§ DATA SHOWN:
|---|

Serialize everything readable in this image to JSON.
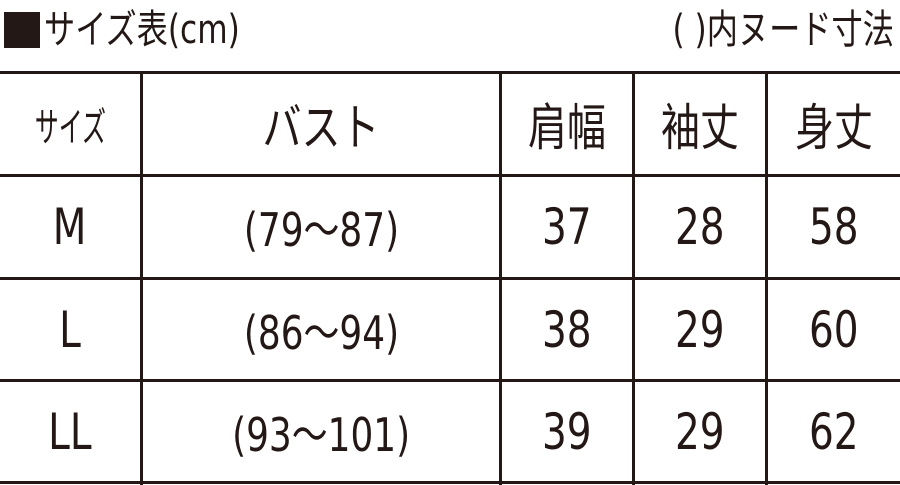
{
  "title": "サイズ表(cm)",
  "note": "(  )内ヌード寸法",
  "table": {
    "headers": [
      "サイズ",
      "バスト",
      "肩幅",
      "袖丈",
      "身丈"
    ],
    "rows": [
      {
        "size": "M",
        "bust": "(79〜87)",
        "shoulder": "37",
        "sleeve": "28",
        "length": "58"
      },
      {
        "size": "L",
        "bust": "(86〜94)",
        "shoulder": "38",
        "sleeve": "29",
        "length": "60"
      },
      {
        "size": "LL",
        "bust": "(93〜101)",
        "shoulder": "39",
        "sleeve": "29",
        "length": "62"
      }
    ]
  }
}
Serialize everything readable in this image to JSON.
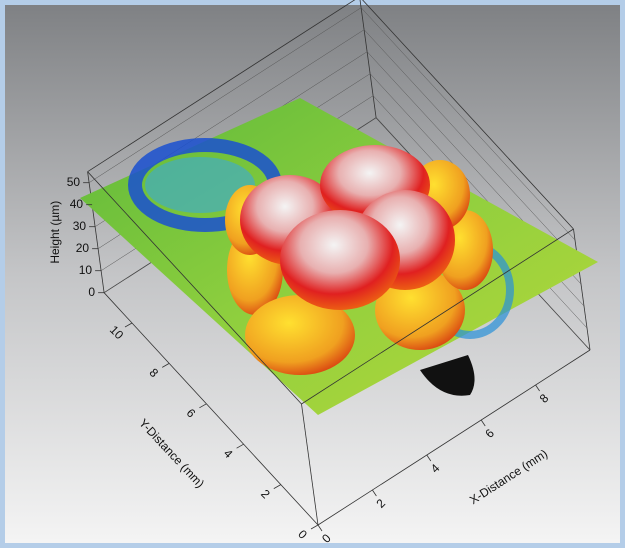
{
  "chart_data": {
    "type": "surface",
    "zlabel": "Height (µm)",
    "ylabel": "Y-Distance (mm)",
    "xlabel": "X-Distance (mm)",
    "xlim": [
      0,
      10
    ],
    "ylim": [
      0,
      11.5
    ],
    "zlim": [
      0,
      55
    ],
    "xticks": [
      0,
      2,
      4,
      6,
      8
    ],
    "yticks": [
      0,
      2,
      4,
      6,
      8,
      10
    ],
    "zticks": [
      0,
      10,
      20,
      30,
      40,
      50
    ],
    "grid": true
  }
}
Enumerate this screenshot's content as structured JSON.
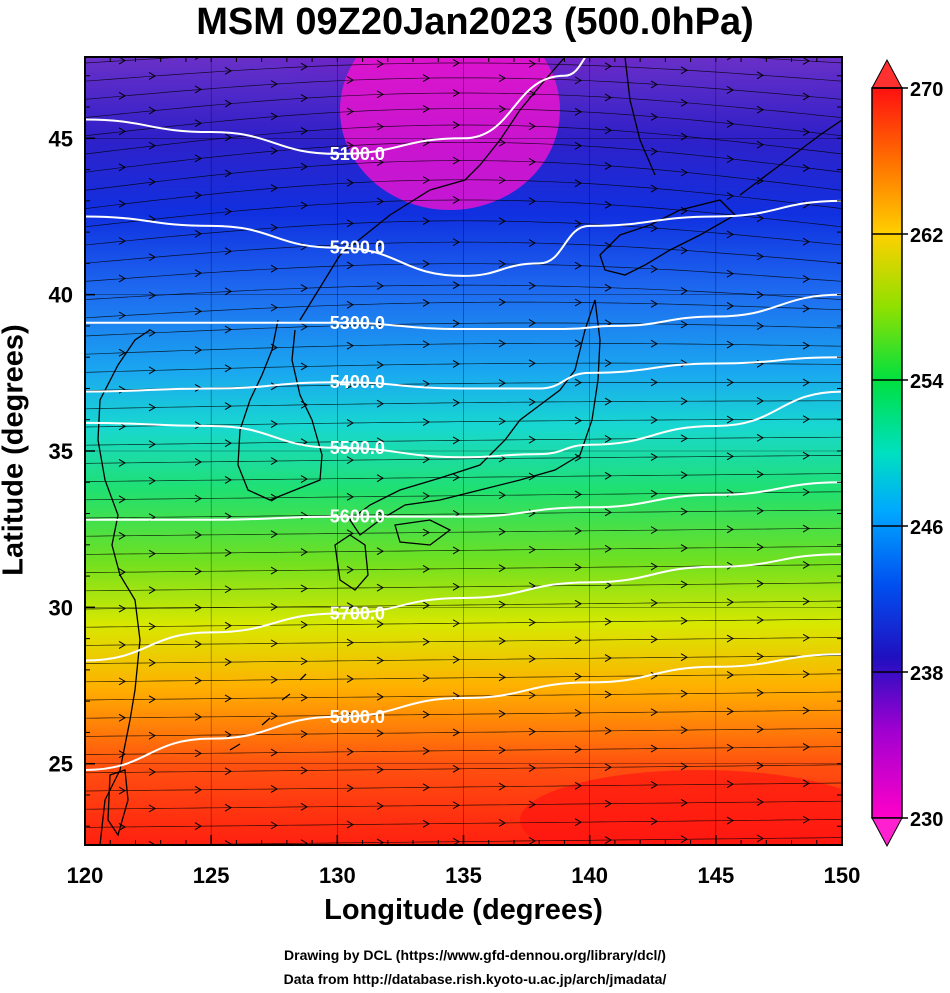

|---|

§ INSTRUCTIONS FOR THE TASK: Reproduce all the records verbatim, excluding images.

§ THE RESULT:
Serialize everything readable in this image to JSON.
{
  "title": "サイズ表(cm)",
  "note": "(  )内ヌード寸法",
  "table": {
    "headers": [
      "サイズ",
      "バスト",
      "肩幅",
      "袖丈",
      "身丈"
    ],
    "rows": [
      {
        "size": "M",
        "bust": "(79〜87)",
        "shoulder": "37",
        "sleeve": "28",
        "length": "58"
      },
      {
        "size": "L",
        "bust": "(86〜94)",
        "shoulder": "38",
        "sleeve": "29",
        "length": "60"
      },
      {
        "size": "LL",
        "bust": "(93〜101)",
        "shoulder": "39",
        "sleeve": "29",
        "length": "62"
      }
    ]
  }
}
Serialize everything readable in this image to JSON.
{
  "chart_data": {
    "type": "surface",
    "zlabel": "Height (µm)",
    "ylabel": "Y-Distance (mm)",
    "xlabel": "X-Distance (mm)",
    "xlim": [
      0,
      10
    ],
    "ylim": [
      0,
      11.5
    ],
    "zlim": [
      0,
      55
    ],
    "xticks": [
      0,
      2,
      4,
      6,
      8
    ],
    "yticks": [
      0,
      2,
      4,
      6,
      8,
      10
    ],
    "zticks": [
      0,
      10,
      20,
      30,
      40,
      50
    ],
    "grid": true
  }
}
Enumerate this screenshot's content as structured JSON.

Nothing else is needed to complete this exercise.